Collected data
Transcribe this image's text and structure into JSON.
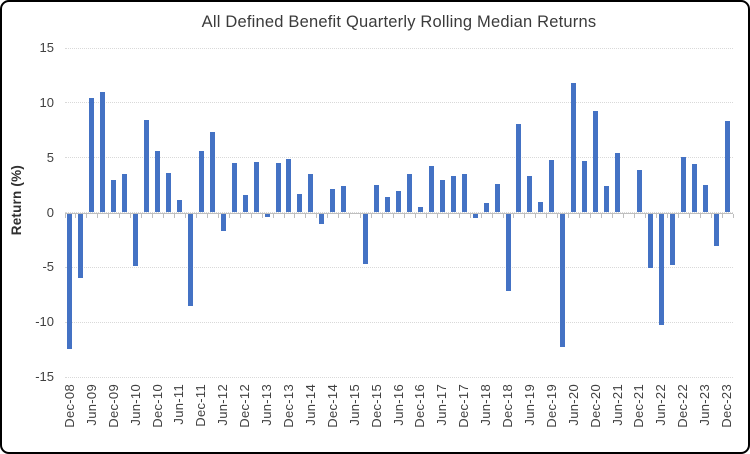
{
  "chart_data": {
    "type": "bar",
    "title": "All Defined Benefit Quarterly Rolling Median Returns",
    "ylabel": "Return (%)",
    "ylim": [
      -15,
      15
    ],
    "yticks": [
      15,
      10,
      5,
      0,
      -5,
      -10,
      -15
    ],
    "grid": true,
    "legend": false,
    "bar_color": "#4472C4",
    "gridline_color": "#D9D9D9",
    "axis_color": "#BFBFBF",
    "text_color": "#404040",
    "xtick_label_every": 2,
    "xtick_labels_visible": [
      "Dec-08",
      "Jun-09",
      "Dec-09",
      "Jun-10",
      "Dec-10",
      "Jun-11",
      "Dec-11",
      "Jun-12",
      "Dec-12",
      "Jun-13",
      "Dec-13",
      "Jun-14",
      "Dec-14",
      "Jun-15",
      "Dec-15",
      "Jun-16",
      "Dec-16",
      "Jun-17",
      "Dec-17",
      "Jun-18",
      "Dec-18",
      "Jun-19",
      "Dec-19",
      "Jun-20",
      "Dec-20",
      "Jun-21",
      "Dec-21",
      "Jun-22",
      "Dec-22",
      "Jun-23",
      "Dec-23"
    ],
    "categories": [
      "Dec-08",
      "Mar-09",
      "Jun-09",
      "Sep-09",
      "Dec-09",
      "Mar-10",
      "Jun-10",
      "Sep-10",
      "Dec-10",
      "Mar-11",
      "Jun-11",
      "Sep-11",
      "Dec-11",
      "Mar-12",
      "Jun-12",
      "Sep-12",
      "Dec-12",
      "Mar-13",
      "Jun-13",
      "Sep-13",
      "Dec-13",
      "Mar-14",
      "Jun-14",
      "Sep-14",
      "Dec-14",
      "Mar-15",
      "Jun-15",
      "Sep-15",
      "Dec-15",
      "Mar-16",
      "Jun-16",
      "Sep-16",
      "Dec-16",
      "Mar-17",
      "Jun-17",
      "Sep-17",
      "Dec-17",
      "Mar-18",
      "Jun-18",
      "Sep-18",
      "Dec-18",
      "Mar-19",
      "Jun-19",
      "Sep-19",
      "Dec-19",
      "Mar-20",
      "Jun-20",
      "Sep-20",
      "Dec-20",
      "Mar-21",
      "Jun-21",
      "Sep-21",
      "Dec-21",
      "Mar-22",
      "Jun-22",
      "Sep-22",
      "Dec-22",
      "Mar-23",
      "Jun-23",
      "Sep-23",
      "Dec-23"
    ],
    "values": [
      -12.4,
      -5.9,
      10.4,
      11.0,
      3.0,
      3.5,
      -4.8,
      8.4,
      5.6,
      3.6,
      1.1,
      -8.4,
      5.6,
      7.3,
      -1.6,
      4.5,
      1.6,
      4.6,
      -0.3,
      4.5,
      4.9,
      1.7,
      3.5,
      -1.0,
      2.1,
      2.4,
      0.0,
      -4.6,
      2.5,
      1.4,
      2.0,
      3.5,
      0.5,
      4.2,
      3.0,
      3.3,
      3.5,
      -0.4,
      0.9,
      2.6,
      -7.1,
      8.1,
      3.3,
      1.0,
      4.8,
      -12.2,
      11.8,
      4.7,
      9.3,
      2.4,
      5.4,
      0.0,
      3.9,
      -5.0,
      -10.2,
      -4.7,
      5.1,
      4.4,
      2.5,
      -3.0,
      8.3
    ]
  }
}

...

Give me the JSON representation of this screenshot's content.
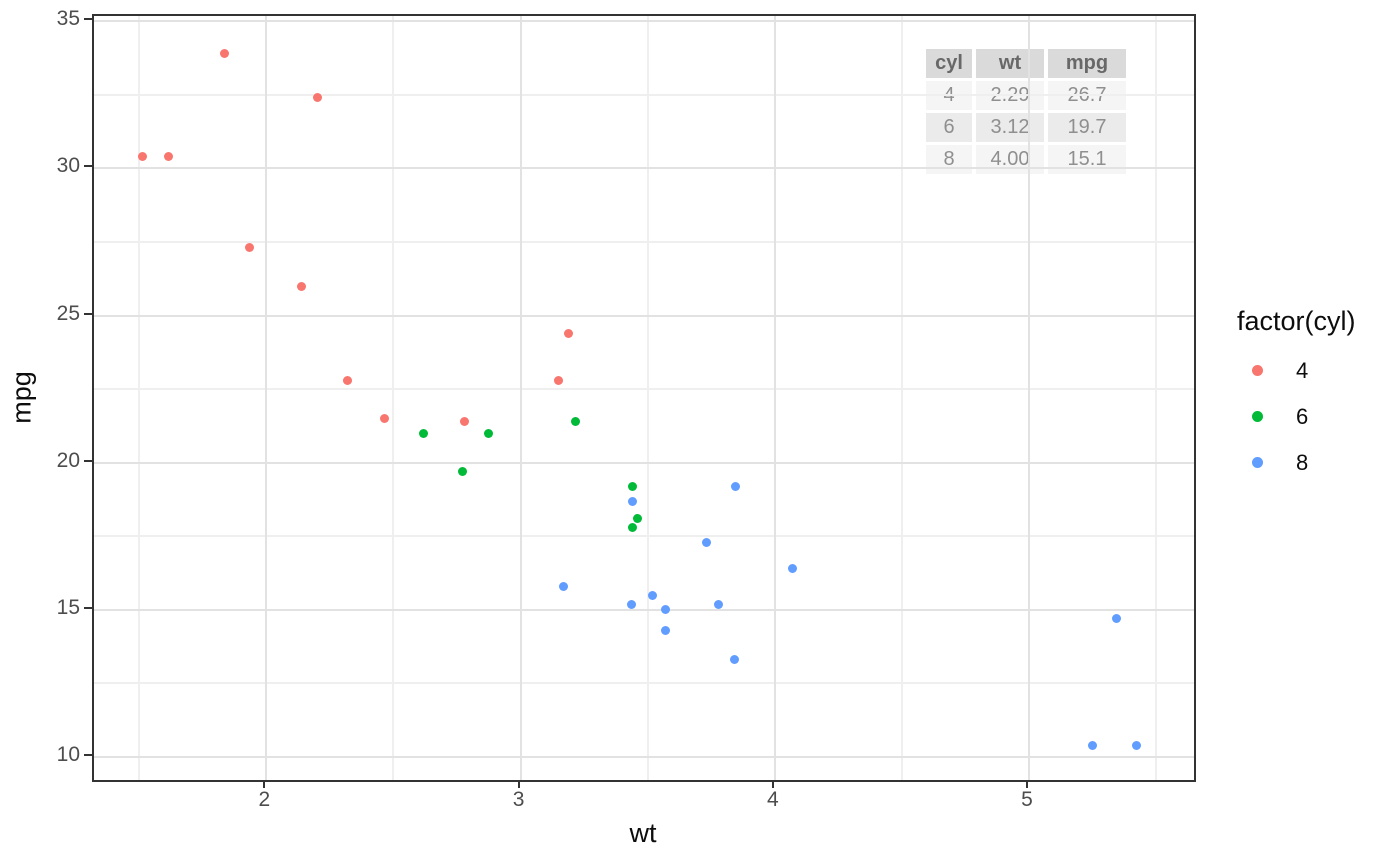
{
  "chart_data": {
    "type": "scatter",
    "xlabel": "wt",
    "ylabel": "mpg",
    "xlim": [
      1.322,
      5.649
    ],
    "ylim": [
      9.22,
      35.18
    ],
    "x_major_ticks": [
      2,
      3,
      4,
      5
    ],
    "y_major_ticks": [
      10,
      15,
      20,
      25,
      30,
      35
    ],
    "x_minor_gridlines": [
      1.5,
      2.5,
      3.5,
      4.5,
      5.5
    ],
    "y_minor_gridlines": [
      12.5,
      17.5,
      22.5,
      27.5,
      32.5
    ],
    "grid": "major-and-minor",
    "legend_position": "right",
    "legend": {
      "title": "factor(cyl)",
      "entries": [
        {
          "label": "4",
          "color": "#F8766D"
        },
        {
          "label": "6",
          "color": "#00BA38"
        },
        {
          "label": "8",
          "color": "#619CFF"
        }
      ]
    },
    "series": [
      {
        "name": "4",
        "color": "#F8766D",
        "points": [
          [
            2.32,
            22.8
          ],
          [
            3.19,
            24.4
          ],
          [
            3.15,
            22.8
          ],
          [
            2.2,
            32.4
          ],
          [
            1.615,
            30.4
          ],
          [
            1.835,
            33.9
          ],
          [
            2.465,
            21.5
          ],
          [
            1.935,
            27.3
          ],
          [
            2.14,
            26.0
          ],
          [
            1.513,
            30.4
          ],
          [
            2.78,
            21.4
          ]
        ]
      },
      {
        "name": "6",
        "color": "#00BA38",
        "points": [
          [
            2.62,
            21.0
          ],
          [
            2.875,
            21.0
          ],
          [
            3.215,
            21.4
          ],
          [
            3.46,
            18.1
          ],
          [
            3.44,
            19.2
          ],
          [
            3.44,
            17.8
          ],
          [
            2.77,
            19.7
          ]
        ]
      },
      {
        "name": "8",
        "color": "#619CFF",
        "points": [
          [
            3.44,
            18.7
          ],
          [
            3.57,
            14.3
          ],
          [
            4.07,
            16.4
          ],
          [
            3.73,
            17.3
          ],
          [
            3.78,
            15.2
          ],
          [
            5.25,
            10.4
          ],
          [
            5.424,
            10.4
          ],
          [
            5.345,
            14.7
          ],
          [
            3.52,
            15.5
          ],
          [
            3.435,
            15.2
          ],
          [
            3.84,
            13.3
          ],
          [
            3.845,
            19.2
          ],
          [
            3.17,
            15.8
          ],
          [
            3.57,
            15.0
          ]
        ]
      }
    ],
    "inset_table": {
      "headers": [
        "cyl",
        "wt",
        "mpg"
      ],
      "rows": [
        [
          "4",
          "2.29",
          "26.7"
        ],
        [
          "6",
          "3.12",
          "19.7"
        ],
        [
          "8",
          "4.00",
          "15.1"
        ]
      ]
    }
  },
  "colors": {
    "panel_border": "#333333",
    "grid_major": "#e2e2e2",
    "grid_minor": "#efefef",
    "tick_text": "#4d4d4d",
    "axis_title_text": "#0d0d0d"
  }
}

-- TASK --
Identify every line above with the string "this" in it. Copy those lines.

-- RESPONSE BELOW --
Transcribe this image's text and structure into JSON.
Give me the JSON representation of this screenshot's content.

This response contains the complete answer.